#### INSTRUCTIONS FOR THE TASK:
Exactly as given, repeat all of the entries.

A block of data:
########

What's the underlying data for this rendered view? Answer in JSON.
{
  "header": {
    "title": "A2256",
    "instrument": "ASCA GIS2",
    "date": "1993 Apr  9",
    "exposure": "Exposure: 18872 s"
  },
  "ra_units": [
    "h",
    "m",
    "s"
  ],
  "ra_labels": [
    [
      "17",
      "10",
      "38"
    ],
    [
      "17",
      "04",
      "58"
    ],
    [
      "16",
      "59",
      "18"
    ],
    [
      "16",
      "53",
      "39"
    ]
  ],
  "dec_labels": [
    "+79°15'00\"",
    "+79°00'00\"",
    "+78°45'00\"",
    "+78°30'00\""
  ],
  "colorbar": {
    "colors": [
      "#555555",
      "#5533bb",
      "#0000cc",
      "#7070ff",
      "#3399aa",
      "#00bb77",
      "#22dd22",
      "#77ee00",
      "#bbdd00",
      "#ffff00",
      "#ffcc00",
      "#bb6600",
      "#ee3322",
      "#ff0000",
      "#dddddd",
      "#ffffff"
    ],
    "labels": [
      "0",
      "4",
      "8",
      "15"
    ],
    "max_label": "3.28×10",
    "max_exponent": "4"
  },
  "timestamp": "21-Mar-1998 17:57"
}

########

#### FINISHED EXERCISE:
What's the underlying data for this rendered view? Answer in JSON.
{
  "header": {
    "title": "A2256",
    "instrument": "ASCA GIS2",
    "date": "1993 Apr  9",
    "exposure": "Exposure: 18872 s"
  },
  "ra_units": [
    "h",
    "m",
    "s"
  ],
  "ra_labels": [
    [
      "17",
      "10",
      "38"
    ],
    [
      "17",
      "04",
      "58"
    ],
    [
      "16",
      "59",
      "18"
    ],
    [
      "16",
      "53",
      "39"
    ]
  ],
  "dec_labels": [
    "+79°15'00\"",
    "+79°00'00\"",
    "+78°45'00\"",
    "+78°30'00\""
  ],
  "colorbar": {
    "colors": [
      "#555555",
      "#5533bb",
      "#0000cc",
      "#7070ff",
      "#3399aa",
      "#00bb77",
      "#22dd22",
      "#77ee00",
      "#bbdd00",
      "#ffff00",
      "#ffcc00",
      "#bb6600",
      "#ee3322",
      "#ff0000",
      "#dddddd",
      "#ffffff"
    ],
    "labels": [
      "0",
      "4",
      "8",
      "15"
    ],
    "max_label": "3.28×10",
    "max_exponent": "4"
  },
  "timestamp": "21-Mar-1998 17:57"
}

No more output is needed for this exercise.